[WHAT IS ASKED]: Assemble all lines in which the string "предохраняемого" appears.

--------

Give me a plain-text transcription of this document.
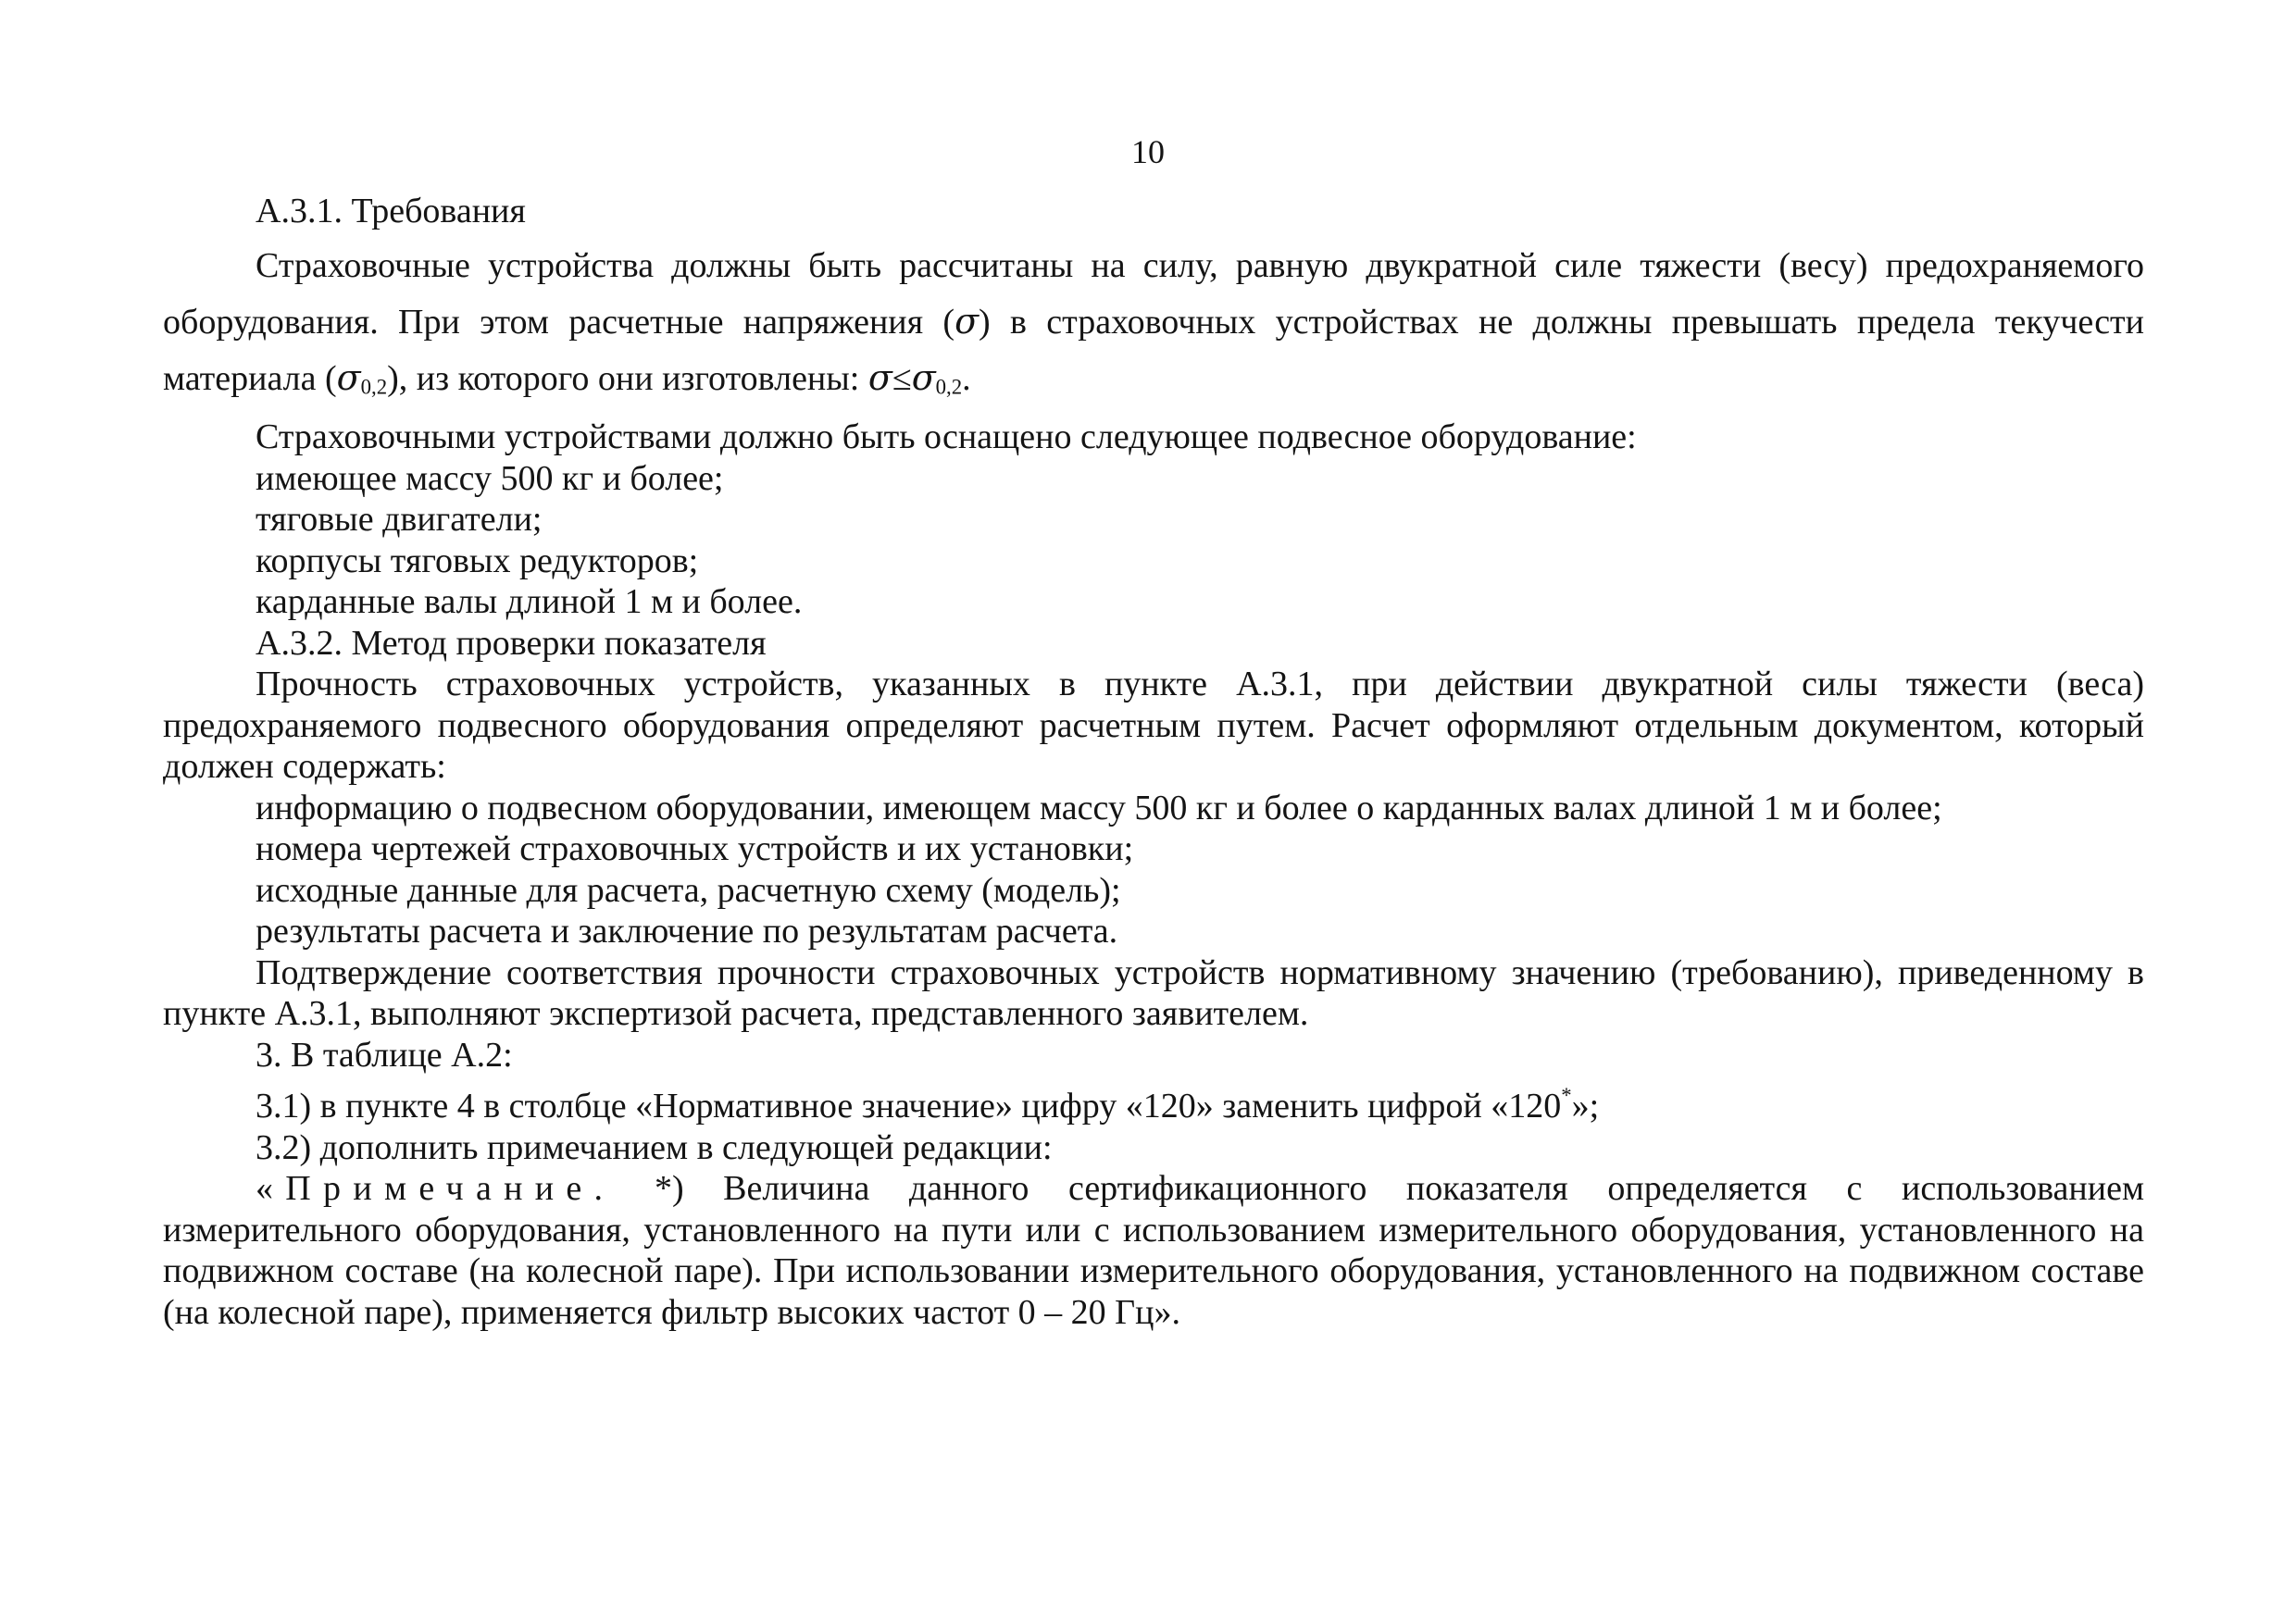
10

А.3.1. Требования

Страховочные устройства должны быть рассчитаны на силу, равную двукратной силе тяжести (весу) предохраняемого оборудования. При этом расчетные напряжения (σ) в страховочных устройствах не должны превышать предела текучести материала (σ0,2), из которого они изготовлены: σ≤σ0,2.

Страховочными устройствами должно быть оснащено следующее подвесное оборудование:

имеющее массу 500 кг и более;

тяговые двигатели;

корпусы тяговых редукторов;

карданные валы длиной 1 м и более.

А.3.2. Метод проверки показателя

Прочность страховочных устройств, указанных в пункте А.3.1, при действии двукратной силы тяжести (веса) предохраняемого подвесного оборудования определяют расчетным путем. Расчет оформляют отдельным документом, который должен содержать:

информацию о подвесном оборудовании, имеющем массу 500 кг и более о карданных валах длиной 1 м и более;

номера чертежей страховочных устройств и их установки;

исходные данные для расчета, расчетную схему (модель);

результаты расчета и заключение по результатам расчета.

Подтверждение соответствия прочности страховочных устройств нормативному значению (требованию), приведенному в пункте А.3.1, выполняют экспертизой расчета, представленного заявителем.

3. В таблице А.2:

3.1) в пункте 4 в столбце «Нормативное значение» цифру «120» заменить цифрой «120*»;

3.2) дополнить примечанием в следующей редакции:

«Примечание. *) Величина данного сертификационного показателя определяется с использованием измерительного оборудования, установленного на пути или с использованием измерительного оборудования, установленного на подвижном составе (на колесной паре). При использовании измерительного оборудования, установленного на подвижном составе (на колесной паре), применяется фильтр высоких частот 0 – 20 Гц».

--------

[EXERCISE RESPONSE]:
Страховочные устройства должны быть рассчитаны на силу, равную двукратной силе тяжести (весу) предохраняемого оборудования. При этом расчетные напряжения (σ) в страховочных устройствах не должны превышать предела текучести материала (σ0,2), из которого они изготовлены: σ≤σ0,2.
Прочность страховочных устройств, указанных в пункте А.3.1, при действии двукратной силы тяжести (веса) предохраняемого подвесного оборудования определяют расчетным путем. Расчет оформляют отдельным документом, который должен содержать:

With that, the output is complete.